==== Task data ====

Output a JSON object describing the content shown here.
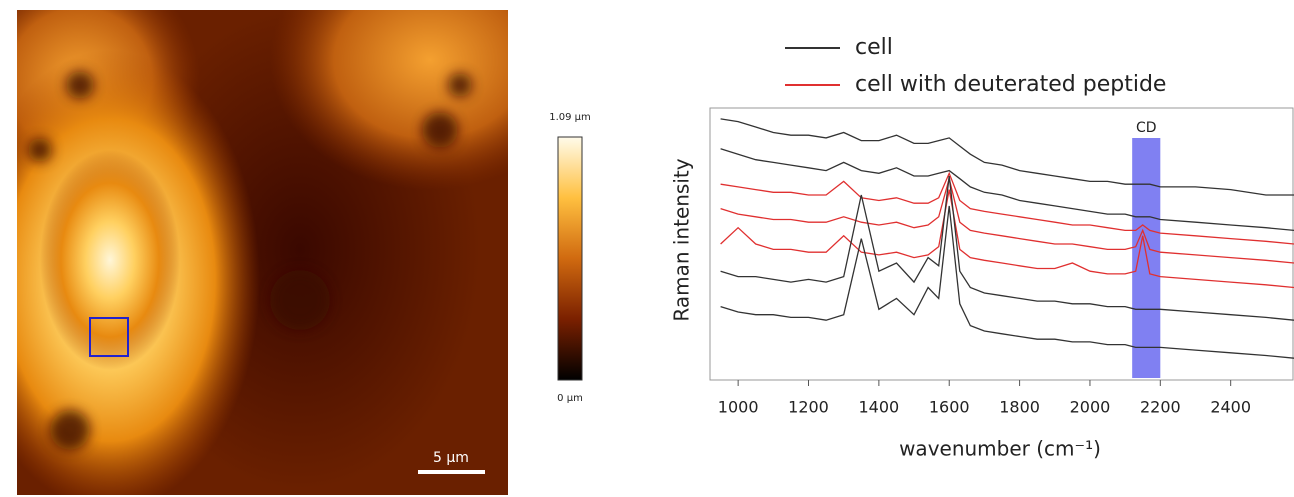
{
  "image_panel": {
    "colorbar_max": "1.09 µm",
    "colorbar_min": "0 µm",
    "scale_bar": "5 µm"
  },
  "chart_data": {
    "type": "line",
    "xlabel": "wavenumber (cm⁻¹)",
    "ylabel": "Raman intensity",
    "x": [
      950,
      1000,
      1050,
      1100,
      1150,
      1200,
      1250,
      1300,
      1350,
      1400,
      1450,
      1500,
      1540,
      1570,
      1600,
      1630,
      1660,
      1700,
      1750,
      1800,
      1850,
      1900,
      1950,
      2000,
      2050,
      2100,
      2130,
      2150,
      2170,
      2200,
      2300,
      2400,
      2500,
      2580
    ],
    "series": [
      {
        "name": "cell",
        "color": "#333333",
        "values": [
          96,
          95,
          93,
          91,
          90,
          90,
          89,
          91,
          88,
          88,
          90,
          87,
          87,
          88,
          89,
          86,
          83,
          80,
          79,
          77,
          76,
          75,
          74,
          73,
          73,
          72,
          72,
          72,
          72,
          71,
          71,
          70,
          68,
          68
        ]
      },
      {
        "name": "cell",
        "color": "#333333",
        "values": [
          85,
          83,
          81,
          80,
          79,
          78,
          77,
          80,
          77,
          76,
          78,
          75,
          75,
          76,
          77,
          74,
          71,
          69,
          68,
          66,
          65,
          64,
          63,
          62,
          61,
          61,
          60,
          60,
          60,
          59,
          58,
          57,
          56,
          55
        ]
      },
      {
        "name": "cell with deuterated peptide",
        "color": "#e03030",
        "values": [
          72,
          71,
          70,
          69,
          69,
          68,
          68,
          73,
          67,
          66,
          67,
          65,
          65,
          67,
          76,
          66,
          63,
          62,
          61,
          60,
          59,
          58,
          57,
          57,
          56,
          55,
          55,
          57,
          55,
          54,
          53,
          52,
          51,
          50
        ]
      },
      {
        "name": "cell with deuterated peptide",
        "color": "#e03030",
        "values": [
          63,
          61,
          60,
          59,
          59,
          58,
          58,
          60,
          58,
          57,
          58,
          56,
          57,
          60,
          74,
          58,
          55,
          54,
          53,
          52,
          51,
          50,
          50,
          49,
          48,
          48,
          49,
          55,
          48,
          47,
          46,
          45,
          44,
          43
        ]
      },
      {
        "name": "cell with deuterated peptide",
        "color": "#e03030",
        "values": [
          50,
          56,
          50,
          48,
          48,
          47,
          47,
          53,
          47,
          46,
          47,
          45,
          46,
          49,
          70,
          48,
          45,
          44,
          43,
          42,
          41,
          41,
          43,
          40,
          39,
          39,
          40,
          53,
          39,
          38,
          37,
          36,
          35,
          34
        ]
      },
      {
        "name": "cell",
        "color": "#333333",
        "values": [
          40,
          38,
          38,
          37,
          36,
          37,
          36,
          38,
          68,
          40,
          43,
          36,
          45,
          42,
          75,
          40,
          34,
          32,
          31,
          30,
          29,
          29,
          28,
          28,
          27,
          27,
          26,
          26,
          26,
          26,
          25,
          24,
          23,
          22
        ]
      },
      {
        "name": "cell",
        "color": "#333333",
        "values": [
          27,
          25,
          24,
          24,
          23,
          23,
          22,
          24,
          52,
          26,
          30,
          24,
          34,
          30,
          64,
          28,
          20,
          18,
          17,
          16,
          15,
          15,
          14,
          14,
          13,
          13,
          12,
          12,
          12,
          12,
          11,
          10,
          9,
          8
        ]
      }
    ],
    "highlight": {
      "x": [
        2120,
        2200
      ],
      "label": "CD",
      "color": "#6a6af0"
    },
    "xlim": [
      920,
      2580
    ],
    "xticks": [
      1000,
      1200,
      1400,
      1600,
      1800,
      2000,
      2200,
      2400
    ],
    "ylim": [
      0,
      100
    ]
  }
}
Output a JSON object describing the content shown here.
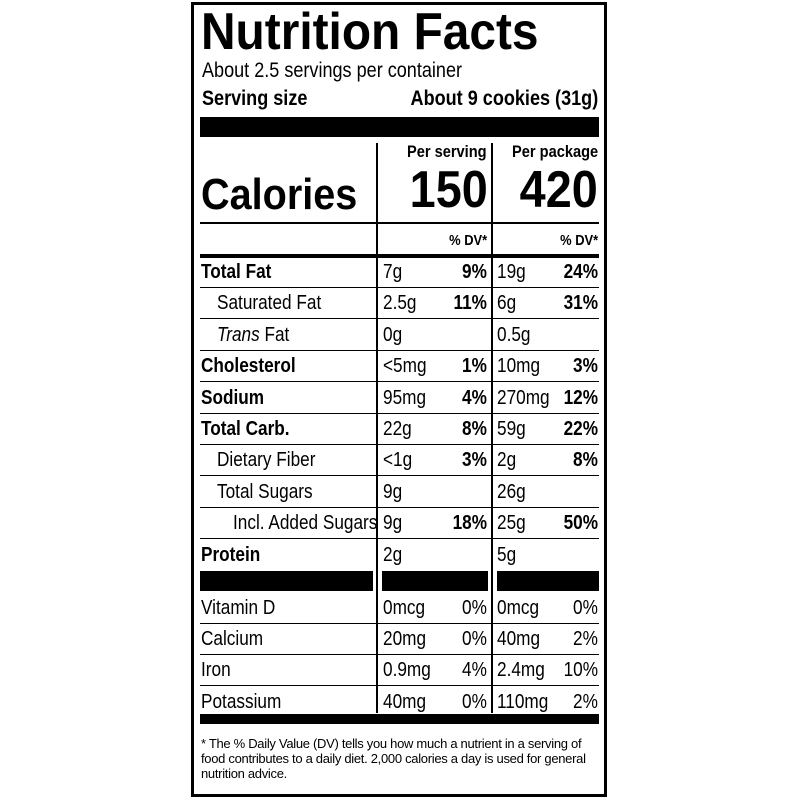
{
  "header": {
    "title": "Nutrition Facts",
    "servings": "About 2.5 servings per container",
    "serving_size_label": "Serving size",
    "serving_size_value": "About 9 cookies (31g)"
  },
  "calories": {
    "label": "Calories",
    "per_serving_heading": "Per serving",
    "per_package_heading": "Per package",
    "per_serving": "150",
    "per_package": "420"
  },
  "dv_heading": "% DV*",
  "rows": [
    {
      "name": "Total Fat",
      "level": 0,
      "serving_amount": "7g",
      "serving_dv": "9%",
      "package_amount": "19g",
      "package_dv": "24%"
    },
    {
      "name": "Saturated Fat",
      "level": 1,
      "serving_amount": "2.5g",
      "serving_dv": "11%",
      "package_amount": "6g",
      "package_dv": "31%"
    },
    {
      "italic_prefix": "Trans",
      "name": "Fat",
      "level": 1,
      "serving_amount": "0g",
      "package_amount": "0.5g"
    },
    {
      "name": "Cholesterol",
      "level": 0,
      "serving_amount": "<5mg",
      "serving_dv": "1%",
      "package_amount": "10mg",
      "package_dv": "3%"
    },
    {
      "name": "Sodium",
      "level": 0,
      "serving_amount": "95mg",
      "serving_dv": "4%",
      "package_amount": "270mg",
      "package_dv": "12%"
    },
    {
      "name": "Total Carb.",
      "level": 0,
      "serving_amount": "22g",
      "serving_dv": "8%",
      "package_amount": "59g",
      "package_dv": "22%"
    },
    {
      "name": "Dietary Fiber",
      "level": 1,
      "serving_amount": "<1g",
      "serving_dv": "3%",
      "package_amount": "2g",
      "package_dv": "8%"
    },
    {
      "name": "Total Sugars",
      "level": 1,
      "serving_amount": "9g",
      "package_amount": "26g"
    },
    {
      "name": "Incl. Added Sugars",
      "level": 2,
      "serving_amount": "9g",
      "serving_dv": "18%",
      "package_amount": "25g",
      "package_dv": "50%"
    },
    {
      "name": "Protein",
      "level": 0,
      "serving_amount": "2g",
      "package_amount": "5g"
    }
  ],
  "vitamins": [
    {
      "name": "Vitamin D",
      "serving_amount": "0mcg",
      "serving_dv": "0%",
      "package_amount": "0mcg",
      "package_dv": "0%"
    },
    {
      "name": "Calcium",
      "serving_amount": "20mg",
      "serving_dv": "0%",
      "package_amount": "40mg",
      "package_dv": "2%"
    },
    {
      "name": "Iron",
      "serving_amount": "0.9mg",
      "serving_dv": "4%",
      "package_amount": "2.4mg",
      "package_dv": "10%"
    },
    {
      "name": "Potassium",
      "serving_amount": "40mg",
      "serving_dv": "0%",
      "package_amount": "110mg",
      "package_dv": "2%"
    }
  ],
  "footnote": "* The % Daily Value (DV) tells you how much a nutrient in a serving of food contributes to a daily diet. 2,000 calories a day is used for general nutrition advice."
}
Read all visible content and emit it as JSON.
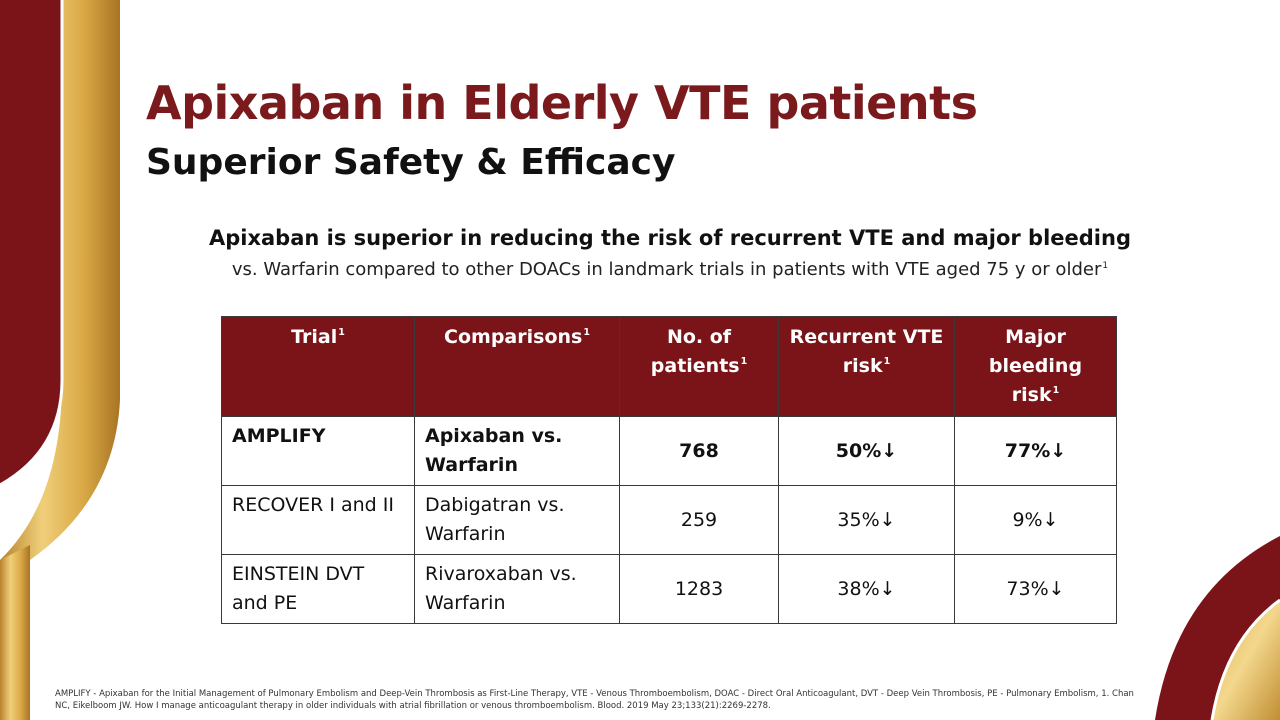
{
  "slide": {
    "title": "Apixaban in Elderly VTE patients",
    "subtitle": "Superior Safety & Efficacy",
    "lead_bold": "Apixaban is superior in reducing the risk of recurrent VTE and major bleeding",
    "lead_text": "vs. Warfarin compared to other DOACs in landmark trials in patients with VTE aged 75 y or older",
    "lead_ref": "1"
  },
  "table": {
    "headers": [
      {
        "label": "Trial",
        "ref": "1"
      },
      {
        "label": "Comparisons",
        "ref": "1"
      },
      {
        "label": "No. of patients",
        "ref": "1"
      },
      {
        "label": "Recurrent VTE risk",
        "ref": "1"
      },
      {
        "label": "Major bleeding risk",
        "ref": "1"
      }
    ],
    "rows": [
      {
        "trial": "AMPLIFY",
        "comparison": "Apixaban vs. Warfarin",
        "patients": "768",
        "vte": "50%↓",
        "bleeding": "77%↓"
      },
      {
        "trial": "RECOVER I and II",
        "comparison": "Dabigatran vs. Warfarin",
        "patients": "259",
        "vte": "35%↓",
        "bleeding": "9%↓"
      },
      {
        "trial": "EINSTEIN DVT and PE",
        "comparison": "Rivaroxaban vs. Warfarin",
        "patients": "1283",
        "vte": "38%↓",
        "bleeding": "73%↓"
      }
    ]
  },
  "footnote": "AMPLIFY - Apixaban for the Initial Management of Pulmonary Embolism and Deep-Vein Thrombosis as First-Line Therapy, VTE - Venous Thromboembolism, DOAC - Direct Oral Anticoagulant, DVT - Deep Vein Thrombosis, PE - Pulmonary Embolism, 1. Chan NC, Eikelboom JW. How I manage anticoagulant therapy in older individuals with atrial fibrillation or venous thromboembolism. Blood. 2019 May 23;133(21):2269-2278.",
  "colors": {
    "brand_maroon": "#7a1418",
    "gold": "#d9a845",
    "title_color": "#7a1a1c"
  }
}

====

● **Instructions for the task**
Every line above that carries the string "patients" should be copied.

● **Result for this exercise**
    "title": "Apixaban in Elderly VTE patients",
    "lead_text": "vs. Warfarin compared to other DOACs in landmark trials in patients with VTE aged 75 y or older",
        "label": "No. of patients",
        "patients": "768",
        "patients": "259",
        "patients": "1283",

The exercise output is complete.